[Dataset records of document pages]
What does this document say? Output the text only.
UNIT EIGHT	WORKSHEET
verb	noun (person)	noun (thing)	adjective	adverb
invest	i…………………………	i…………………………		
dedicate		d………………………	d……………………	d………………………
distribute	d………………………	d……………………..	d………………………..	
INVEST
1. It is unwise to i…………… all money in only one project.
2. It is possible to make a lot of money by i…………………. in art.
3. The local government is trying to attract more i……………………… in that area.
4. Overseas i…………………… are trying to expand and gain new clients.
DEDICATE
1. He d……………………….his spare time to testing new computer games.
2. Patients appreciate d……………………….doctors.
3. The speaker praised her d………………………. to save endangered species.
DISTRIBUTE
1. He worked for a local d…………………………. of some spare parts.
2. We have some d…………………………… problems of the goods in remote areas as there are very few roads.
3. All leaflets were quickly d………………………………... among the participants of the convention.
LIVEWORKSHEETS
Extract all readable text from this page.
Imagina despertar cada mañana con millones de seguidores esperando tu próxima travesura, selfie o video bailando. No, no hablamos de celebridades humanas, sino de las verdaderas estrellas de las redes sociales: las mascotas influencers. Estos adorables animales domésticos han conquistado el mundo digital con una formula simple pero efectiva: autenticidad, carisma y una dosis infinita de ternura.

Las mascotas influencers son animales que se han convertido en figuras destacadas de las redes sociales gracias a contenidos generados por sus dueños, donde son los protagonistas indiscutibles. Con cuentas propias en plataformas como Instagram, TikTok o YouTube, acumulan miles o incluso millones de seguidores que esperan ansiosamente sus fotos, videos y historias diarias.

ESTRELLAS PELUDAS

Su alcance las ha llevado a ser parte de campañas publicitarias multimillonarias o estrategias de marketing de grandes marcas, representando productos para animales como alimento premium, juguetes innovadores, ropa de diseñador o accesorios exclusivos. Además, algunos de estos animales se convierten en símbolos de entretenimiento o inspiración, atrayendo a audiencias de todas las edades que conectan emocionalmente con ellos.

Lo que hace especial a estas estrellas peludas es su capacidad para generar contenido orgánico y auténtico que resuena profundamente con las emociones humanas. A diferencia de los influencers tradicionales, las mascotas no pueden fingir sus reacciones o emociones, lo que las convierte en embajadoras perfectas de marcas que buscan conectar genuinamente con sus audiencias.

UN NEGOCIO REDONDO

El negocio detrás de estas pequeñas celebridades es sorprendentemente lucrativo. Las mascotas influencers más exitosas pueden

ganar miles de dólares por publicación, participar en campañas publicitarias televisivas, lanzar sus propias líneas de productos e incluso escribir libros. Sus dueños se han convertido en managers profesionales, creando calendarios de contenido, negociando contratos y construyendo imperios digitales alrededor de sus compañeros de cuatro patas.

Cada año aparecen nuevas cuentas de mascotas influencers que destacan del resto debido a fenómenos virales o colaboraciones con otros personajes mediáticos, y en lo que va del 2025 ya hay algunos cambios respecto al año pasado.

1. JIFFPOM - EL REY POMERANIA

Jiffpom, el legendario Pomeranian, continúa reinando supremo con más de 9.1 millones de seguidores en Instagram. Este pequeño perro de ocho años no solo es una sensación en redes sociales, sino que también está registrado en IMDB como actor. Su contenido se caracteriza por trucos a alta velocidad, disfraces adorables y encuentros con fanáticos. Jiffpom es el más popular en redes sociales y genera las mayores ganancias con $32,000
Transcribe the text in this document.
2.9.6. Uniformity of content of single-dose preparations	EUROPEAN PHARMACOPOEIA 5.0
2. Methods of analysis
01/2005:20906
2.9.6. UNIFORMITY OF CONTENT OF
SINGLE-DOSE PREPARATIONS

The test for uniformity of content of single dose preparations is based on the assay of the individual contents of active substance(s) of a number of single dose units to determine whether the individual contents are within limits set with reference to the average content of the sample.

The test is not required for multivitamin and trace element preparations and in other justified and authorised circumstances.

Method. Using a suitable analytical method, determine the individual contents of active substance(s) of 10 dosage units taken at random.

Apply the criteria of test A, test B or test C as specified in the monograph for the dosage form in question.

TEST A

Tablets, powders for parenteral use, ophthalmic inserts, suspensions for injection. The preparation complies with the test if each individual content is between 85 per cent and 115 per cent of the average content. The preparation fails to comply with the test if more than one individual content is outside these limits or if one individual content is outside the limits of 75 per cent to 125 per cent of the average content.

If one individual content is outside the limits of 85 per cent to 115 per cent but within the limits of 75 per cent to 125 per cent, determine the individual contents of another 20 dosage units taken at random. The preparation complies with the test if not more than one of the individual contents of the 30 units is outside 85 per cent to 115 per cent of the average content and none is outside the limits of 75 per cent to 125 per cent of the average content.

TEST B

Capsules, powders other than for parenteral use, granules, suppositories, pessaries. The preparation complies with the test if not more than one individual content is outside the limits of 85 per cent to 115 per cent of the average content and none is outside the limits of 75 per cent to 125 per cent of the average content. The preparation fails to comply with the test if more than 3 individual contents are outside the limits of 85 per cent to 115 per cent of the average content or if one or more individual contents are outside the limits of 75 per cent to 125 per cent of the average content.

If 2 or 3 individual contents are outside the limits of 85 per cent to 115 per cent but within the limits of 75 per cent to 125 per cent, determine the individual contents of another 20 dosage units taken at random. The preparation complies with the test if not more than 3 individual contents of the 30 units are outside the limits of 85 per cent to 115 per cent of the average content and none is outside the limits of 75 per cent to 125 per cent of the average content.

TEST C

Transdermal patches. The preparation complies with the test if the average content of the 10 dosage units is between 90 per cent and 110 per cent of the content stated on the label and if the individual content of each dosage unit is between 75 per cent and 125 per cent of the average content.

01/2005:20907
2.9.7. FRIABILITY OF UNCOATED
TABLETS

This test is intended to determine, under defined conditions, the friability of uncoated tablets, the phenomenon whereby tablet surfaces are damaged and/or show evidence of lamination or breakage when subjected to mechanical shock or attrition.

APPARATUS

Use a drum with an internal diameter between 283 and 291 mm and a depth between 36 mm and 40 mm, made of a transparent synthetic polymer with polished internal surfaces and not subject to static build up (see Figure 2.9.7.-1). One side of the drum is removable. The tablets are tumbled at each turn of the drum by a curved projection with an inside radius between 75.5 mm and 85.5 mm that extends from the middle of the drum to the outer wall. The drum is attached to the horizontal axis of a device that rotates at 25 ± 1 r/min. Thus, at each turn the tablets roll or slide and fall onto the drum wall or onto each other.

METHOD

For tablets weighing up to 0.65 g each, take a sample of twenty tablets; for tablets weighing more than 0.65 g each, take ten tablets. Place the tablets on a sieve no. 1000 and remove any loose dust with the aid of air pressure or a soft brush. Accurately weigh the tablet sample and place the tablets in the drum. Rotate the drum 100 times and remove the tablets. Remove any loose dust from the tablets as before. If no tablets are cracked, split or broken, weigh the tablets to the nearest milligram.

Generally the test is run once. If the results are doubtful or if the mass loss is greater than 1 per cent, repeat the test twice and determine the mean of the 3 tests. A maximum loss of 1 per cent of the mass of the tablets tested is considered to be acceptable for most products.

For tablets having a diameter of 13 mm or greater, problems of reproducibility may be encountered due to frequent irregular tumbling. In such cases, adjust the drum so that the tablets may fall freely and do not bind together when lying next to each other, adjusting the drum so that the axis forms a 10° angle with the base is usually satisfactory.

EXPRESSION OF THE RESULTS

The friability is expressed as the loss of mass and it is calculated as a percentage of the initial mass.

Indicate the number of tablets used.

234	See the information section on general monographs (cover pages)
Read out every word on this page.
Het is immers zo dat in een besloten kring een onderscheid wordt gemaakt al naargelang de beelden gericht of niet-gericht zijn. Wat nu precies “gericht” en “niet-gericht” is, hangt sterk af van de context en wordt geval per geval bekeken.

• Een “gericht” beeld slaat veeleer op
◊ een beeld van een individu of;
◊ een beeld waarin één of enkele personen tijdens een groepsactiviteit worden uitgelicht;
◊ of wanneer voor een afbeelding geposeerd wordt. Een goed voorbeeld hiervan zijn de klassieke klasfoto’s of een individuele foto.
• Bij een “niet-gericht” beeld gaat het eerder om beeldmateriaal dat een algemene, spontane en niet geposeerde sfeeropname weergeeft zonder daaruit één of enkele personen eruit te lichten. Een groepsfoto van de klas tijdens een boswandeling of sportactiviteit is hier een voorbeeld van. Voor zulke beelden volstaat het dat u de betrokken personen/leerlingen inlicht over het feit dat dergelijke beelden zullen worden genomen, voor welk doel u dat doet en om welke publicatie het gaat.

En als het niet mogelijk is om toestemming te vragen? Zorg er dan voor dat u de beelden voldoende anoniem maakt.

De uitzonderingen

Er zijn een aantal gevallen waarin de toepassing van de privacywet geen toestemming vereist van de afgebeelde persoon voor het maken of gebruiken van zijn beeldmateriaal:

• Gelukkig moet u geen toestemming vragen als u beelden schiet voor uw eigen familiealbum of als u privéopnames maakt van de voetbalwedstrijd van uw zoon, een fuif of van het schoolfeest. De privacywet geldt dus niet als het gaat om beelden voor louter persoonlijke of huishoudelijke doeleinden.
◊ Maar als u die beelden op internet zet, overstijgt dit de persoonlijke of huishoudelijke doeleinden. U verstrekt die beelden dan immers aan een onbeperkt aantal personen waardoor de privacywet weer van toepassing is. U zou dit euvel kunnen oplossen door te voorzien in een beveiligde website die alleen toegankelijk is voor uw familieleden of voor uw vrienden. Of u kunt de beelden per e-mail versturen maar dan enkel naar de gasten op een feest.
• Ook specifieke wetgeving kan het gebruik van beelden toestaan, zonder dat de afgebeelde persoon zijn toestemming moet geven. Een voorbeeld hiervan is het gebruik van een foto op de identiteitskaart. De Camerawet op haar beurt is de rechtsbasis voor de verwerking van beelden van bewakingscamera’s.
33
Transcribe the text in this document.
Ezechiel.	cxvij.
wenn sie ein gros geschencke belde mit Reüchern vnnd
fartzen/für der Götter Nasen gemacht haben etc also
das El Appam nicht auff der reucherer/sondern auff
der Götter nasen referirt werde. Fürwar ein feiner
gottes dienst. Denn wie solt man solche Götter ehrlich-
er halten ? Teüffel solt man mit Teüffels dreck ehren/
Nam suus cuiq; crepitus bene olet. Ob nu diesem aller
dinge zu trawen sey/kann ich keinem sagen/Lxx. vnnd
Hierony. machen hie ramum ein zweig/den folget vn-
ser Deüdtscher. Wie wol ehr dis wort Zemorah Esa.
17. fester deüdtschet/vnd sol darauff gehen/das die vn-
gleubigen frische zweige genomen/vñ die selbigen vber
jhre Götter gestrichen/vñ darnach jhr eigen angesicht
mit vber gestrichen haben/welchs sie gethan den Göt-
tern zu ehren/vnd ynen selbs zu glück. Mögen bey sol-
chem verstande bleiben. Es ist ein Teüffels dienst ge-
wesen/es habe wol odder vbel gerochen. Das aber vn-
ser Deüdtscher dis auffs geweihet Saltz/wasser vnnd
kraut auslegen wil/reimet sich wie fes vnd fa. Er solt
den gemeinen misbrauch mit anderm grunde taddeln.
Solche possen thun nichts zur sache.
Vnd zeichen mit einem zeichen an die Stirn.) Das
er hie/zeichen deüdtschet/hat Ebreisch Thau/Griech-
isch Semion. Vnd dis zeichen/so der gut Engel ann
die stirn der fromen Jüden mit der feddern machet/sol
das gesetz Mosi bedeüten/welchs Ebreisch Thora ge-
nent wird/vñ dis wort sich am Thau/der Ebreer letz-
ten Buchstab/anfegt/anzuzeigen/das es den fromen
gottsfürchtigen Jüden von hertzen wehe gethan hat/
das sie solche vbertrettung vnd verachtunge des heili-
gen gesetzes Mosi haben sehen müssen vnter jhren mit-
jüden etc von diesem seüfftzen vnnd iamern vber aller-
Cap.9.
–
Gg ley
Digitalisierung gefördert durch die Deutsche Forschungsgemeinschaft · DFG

*To do*.
Say how many lines of the data hold the string "gestrichen". Reply with the number alone.

*Worked solution*.
2